### Goal:
Leave out the pictures and repeat everything else in the records exactly.

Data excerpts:
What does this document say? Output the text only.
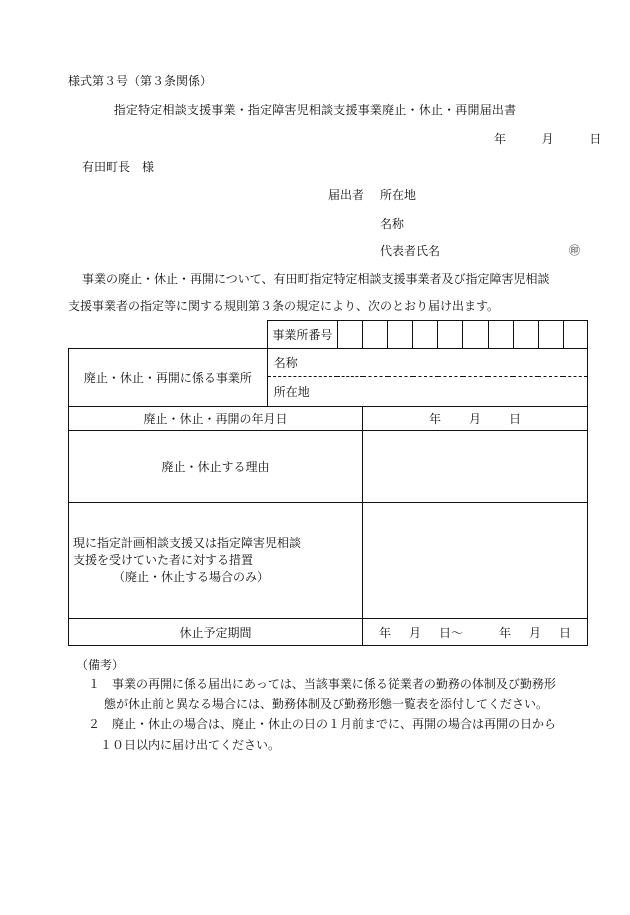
様式第３号（第３条関係）
指定特定相談支援事業・指定障害児相談支援事業廃止・休止・再開届出書
年	月	日
有田町長　様
届出者 所在地
名称
代表者氏名	㊞
事業の廃止・休止・再開について、有田町指定特定相談支援事業者及び指定障害児相談
支援事業者の指定等に関する規則第３条の規定により、次のとおり届け出ます。
	事業所番号										
廃止・休止・再開に係る事業所	名称										
	所在地										
廃止・休止・再開の年月日			年 月 日								
廃止・休止する理由											

現に指定計画相談支援又は指定障害児相談
支援を受けていた者に対する措置
（廃止・休止する場合のみ）											

休止予定期間			年 月 日～ 年 月 日								
（備考）
１　事業の再開に係る届出にあっては、当該事業に係る従業者の勤務の体制及び勤務形
態が休止前と異なる場合には、勤務体制及び勤務形態一覧表を添付してください。
２　廃止・休止の場合は、廃止・休止の日の１月前までに、再開の場合は再開の日から
１０日以内に届け出てください。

### Solution to the exercise:
What does this document say? Output the text only.
様式第３号（第３条関係）
指定特定相談支援事業・指定障害児相談支援事業廃止・休止・再開届出書
年	月	日
有田町長　様
届出者 所在地
名称
代表者氏名	㊞
事業の廃止・休止・再開について、有田町指定特定相談支援事業者及び指定障害児相談
支援事業者の指定等に関する規則第３条の規定により、次のとおり届け出ます。
	事業所番号										
廃止・休止・再開に係る事業所	名称										
	所在地										
廃止・休止・再開の年月日			年 月 日								
廃止・休止する理由											

現に指定計画相談支援又は指定障害児相談
支援を受けていた者に対する措置
（廃止・休止する場合のみ）											

休止予定期間			年 月 日～ 年 月 日								
（備考）
１　事業の再開に係る届出にあっては、当該事業に係る従業者の勤務の体制及び勤務形
態が休止前と異なる場合には、勤務体制及び勤務形態一覧表を添付してください。
２　廃止・休止の場合は、廃止・休止の日の１月前までに、再開の場合は再開の日から
１０日以内に届け出てください。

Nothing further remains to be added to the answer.